STATED EXERCISE: Locate the string "JSON" in the listing below. Copy every line where it is found.

SUPPLIED MATERIAL:
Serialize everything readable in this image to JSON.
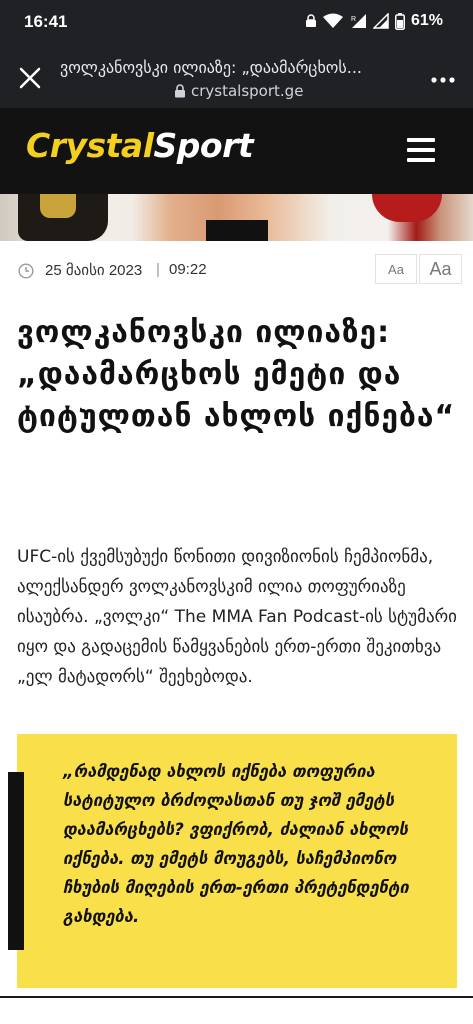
{
  "status_bar": {
    "time": "16:41",
    "battery_percent": "61%",
    "icons": [
      "lock-key-icon",
      "wifi-icon",
      "signal-r-icon",
      "signal-icon",
      "battery-icon"
    ]
  },
  "browser": {
    "page_title": "ვოლკანოვსკი ილიაზე: „დაამარცხოს...",
    "url": "crystalsport.ge",
    "icons": [
      "close-icon",
      "lock-icon",
      "more-vert-icon"
    ]
  },
  "site": {
    "logo_part1": "Crystal",
    "logo_part2": "Sport",
    "brand_color": "#f5cf1e",
    "header_bg": "#121212",
    "menu_icon": "hamburger-menu-icon"
  },
  "article": {
    "date": "25 მაისი 2023",
    "separator": "|",
    "time": "09:22",
    "font_small_label": "Aa",
    "font_large_label": "Aa",
    "headline": "ვოლკანოვსკი ილიაზე: „დაამარცხოს ემეტი და ტიტულთან ახლოს იქნება“",
    "lead": "UFC-ის ქვემსუბუქი წონითი დივიზიონის ჩემპიონმა, ალექსანდერ ვოლკანოვსკიმ ილია თოფურიაზე ისაუბრა. „ვოლკი“ The MMA Fan Podcast-ის სტუმარი იყო და გადაცემის წამყვანების ერთ-ერთი შეკითხვა „ელ მატადორს“ შეეხებოდა.",
    "quote": "„რამდენად ახლოს იქნება თოფურია სატიტულო ბრძოლასთან თუ ჯოშ ემეტს დაამარცხებს? ვფიქრობ, ძალიან ახლოს იქნება. თუ ემეტს მოუგებს, საჩემპიონო ჩხუბის მიღების ერთ-ერთი პრეტენდენტი გახდება.",
    "quote_bg": "#f9e04b"
  }
}
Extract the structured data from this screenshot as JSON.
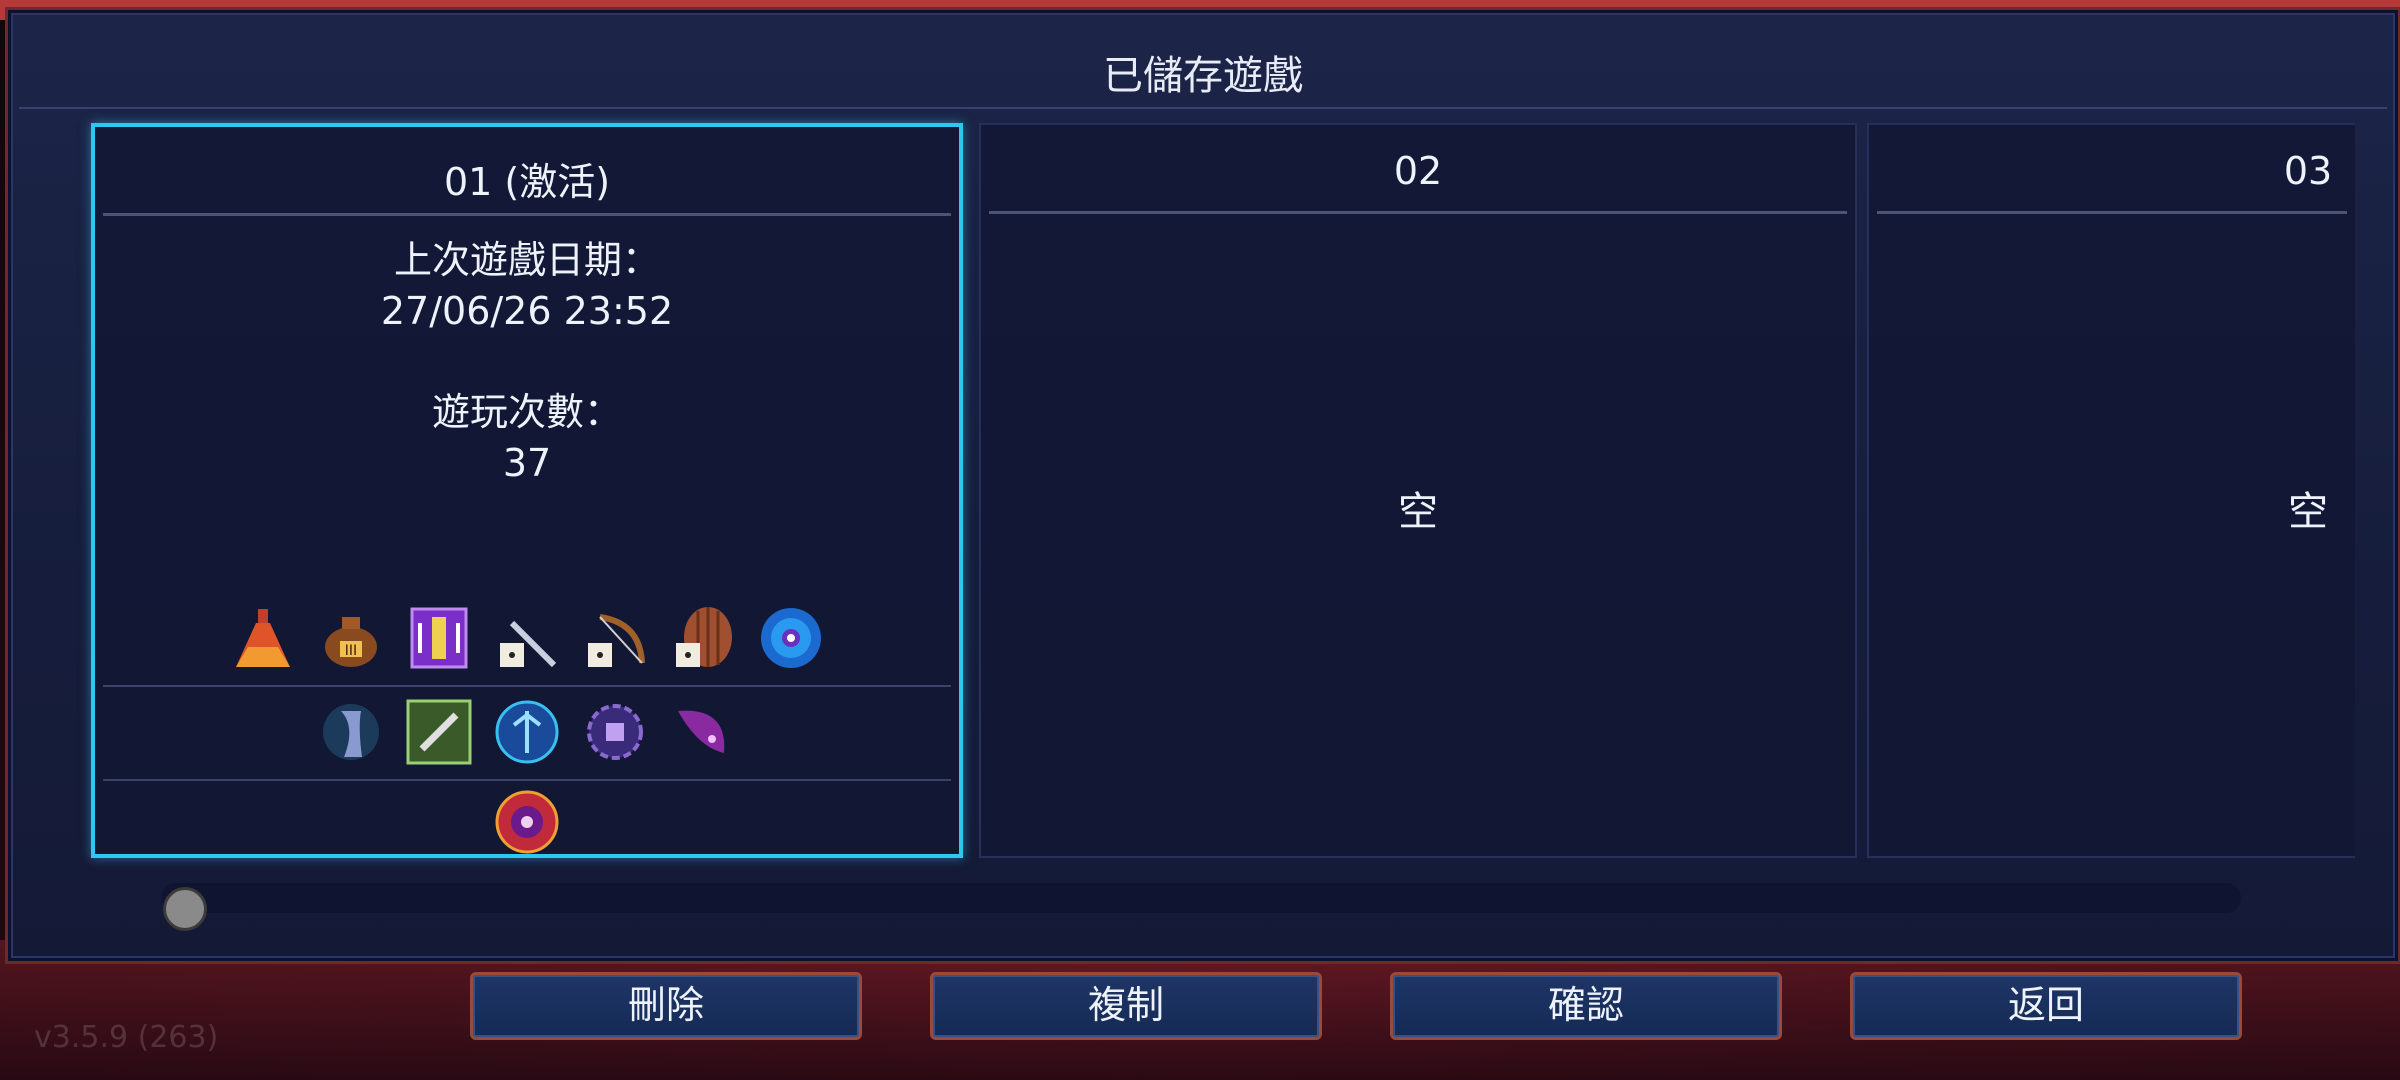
{
  "dialog": {
    "title": "已儲存遊戲"
  },
  "slots": [
    {
      "header": "01 (激活)",
      "last_played_label": "上次遊戲日期：",
      "last_played_value": "27/06/26 23:52",
      "play_count_label": "遊玩次數：",
      "play_count_value": "37",
      "item_icons": [
        "potion-flask-icon",
        "gold-sack-icon",
        "swap-card-icon",
        "dice-sword-icon",
        "dice-bow-icon",
        "dice-shield-icon",
        "blue-orb-icon"
      ],
      "skill_icons": [
        "phantom-cloak-icon",
        "wrench-skill-icon",
        "blue-rune-icon",
        "purple-gear-icon",
        "magenta-feather-icon"
      ],
      "relic_icons": [
        "red-eye-relic-icon"
      ]
    },
    {
      "header": "02",
      "empty_label": "空"
    },
    {
      "header": "03",
      "empty_label": "空"
    }
  ],
  "buttons": {
    "delete": "刪除",
    "copy": "複制",
    "confirm": "確認",
    "back": "返回"
  },
  "version": "v3.5.9 (263)"
}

TASK ANSWER:
Serialize everything readable in this image to JSON.
Extract the structured data from this screenshot as JSON.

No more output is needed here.